[Chart and figure data]
....................
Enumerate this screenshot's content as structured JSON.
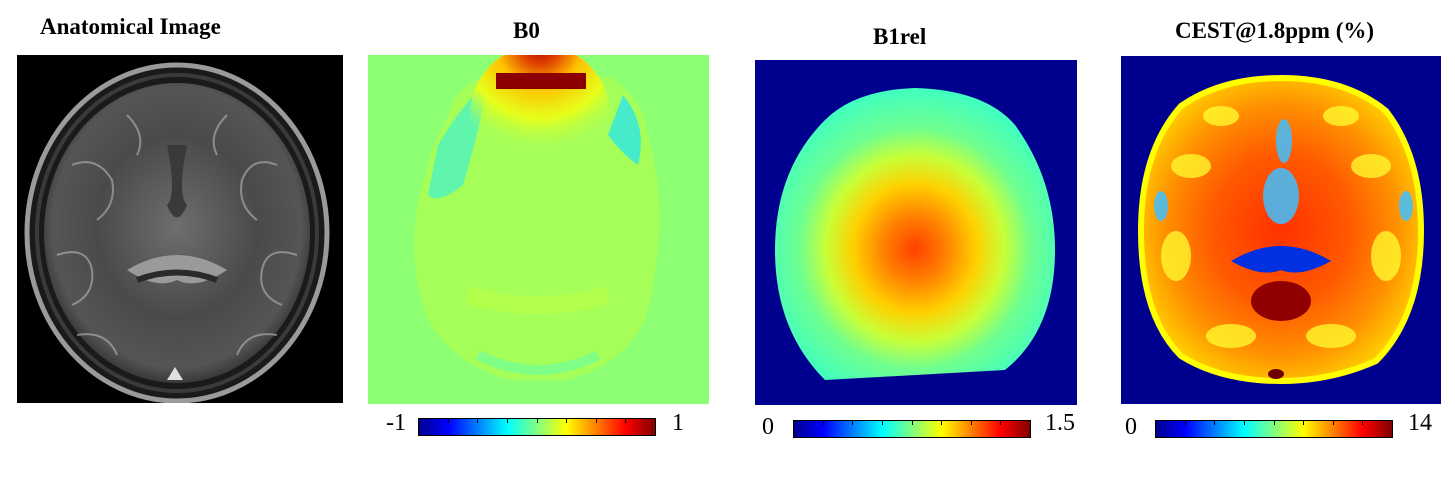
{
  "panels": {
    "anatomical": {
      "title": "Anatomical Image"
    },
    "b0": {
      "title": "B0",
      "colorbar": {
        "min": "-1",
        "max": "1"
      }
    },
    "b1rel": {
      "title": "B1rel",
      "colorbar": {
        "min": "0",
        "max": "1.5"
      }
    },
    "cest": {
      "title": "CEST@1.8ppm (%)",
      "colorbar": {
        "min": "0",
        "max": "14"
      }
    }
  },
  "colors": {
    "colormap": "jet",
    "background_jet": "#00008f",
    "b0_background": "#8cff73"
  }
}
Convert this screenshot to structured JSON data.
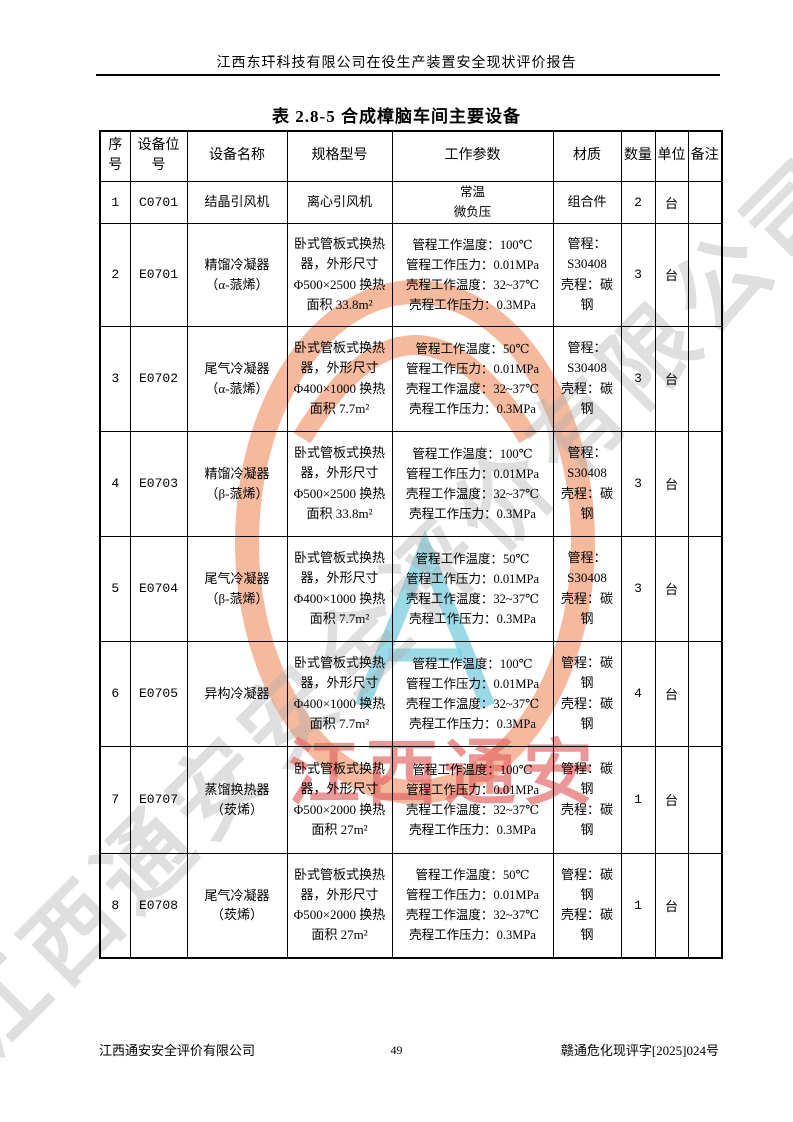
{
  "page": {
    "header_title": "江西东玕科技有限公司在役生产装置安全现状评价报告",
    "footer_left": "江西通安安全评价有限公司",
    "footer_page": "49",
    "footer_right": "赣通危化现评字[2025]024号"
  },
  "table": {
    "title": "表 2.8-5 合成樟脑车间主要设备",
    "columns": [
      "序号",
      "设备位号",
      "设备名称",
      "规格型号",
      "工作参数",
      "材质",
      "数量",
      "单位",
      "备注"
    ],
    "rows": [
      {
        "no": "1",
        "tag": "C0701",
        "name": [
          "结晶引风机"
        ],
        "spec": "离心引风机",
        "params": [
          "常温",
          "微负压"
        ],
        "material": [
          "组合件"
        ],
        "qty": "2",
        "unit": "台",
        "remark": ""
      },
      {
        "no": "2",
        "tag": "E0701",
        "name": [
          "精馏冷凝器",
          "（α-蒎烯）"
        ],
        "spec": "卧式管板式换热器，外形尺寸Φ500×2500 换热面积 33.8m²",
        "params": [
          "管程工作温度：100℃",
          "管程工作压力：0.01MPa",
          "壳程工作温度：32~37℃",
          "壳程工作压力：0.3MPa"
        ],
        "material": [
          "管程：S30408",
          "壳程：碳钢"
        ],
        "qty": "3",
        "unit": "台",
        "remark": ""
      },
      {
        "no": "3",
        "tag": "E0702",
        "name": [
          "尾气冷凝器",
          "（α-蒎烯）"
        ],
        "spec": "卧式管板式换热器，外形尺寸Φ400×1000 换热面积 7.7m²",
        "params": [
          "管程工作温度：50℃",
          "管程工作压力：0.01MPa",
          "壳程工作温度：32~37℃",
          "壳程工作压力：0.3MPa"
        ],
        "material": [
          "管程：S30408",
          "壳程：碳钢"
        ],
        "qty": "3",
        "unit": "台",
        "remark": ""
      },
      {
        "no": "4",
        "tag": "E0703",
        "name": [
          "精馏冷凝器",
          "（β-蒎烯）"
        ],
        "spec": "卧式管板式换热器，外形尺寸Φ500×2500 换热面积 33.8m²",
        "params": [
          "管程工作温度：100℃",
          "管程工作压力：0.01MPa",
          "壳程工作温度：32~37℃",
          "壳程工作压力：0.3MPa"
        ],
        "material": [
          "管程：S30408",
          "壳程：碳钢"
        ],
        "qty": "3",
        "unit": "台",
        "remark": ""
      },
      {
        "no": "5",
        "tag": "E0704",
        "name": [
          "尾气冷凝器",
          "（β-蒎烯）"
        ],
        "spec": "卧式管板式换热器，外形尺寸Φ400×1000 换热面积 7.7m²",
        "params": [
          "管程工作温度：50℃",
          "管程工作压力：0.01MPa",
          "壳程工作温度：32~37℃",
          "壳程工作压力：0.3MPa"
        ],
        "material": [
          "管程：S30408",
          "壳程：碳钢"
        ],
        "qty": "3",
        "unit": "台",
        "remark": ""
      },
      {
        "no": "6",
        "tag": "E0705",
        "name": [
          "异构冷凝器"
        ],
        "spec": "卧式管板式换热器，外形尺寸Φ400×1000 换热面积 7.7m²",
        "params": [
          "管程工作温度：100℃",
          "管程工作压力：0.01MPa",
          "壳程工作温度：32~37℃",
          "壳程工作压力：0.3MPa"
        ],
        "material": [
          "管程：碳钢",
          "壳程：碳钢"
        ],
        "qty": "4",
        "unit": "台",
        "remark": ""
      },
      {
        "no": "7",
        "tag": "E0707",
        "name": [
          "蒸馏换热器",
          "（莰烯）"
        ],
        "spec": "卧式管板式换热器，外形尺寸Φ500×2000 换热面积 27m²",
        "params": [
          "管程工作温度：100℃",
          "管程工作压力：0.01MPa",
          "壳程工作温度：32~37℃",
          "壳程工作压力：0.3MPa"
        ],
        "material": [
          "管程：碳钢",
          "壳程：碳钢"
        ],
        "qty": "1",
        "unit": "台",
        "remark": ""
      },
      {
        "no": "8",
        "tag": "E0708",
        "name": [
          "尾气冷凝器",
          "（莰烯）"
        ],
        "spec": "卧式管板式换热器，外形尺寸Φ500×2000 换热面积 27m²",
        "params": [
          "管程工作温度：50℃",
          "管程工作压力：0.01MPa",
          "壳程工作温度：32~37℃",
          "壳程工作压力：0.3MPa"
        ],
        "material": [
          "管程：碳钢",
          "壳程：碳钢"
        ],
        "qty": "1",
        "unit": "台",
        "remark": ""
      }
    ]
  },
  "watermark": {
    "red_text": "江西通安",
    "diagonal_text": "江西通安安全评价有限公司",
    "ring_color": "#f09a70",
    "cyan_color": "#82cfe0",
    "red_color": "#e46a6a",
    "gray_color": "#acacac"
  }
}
....................
Problem details: Find the word "screenshot" and list each line it appears in.

Written response:
Enumerate this screenshot's content as structured JSON.
Convert this screenshot to structured JSON data.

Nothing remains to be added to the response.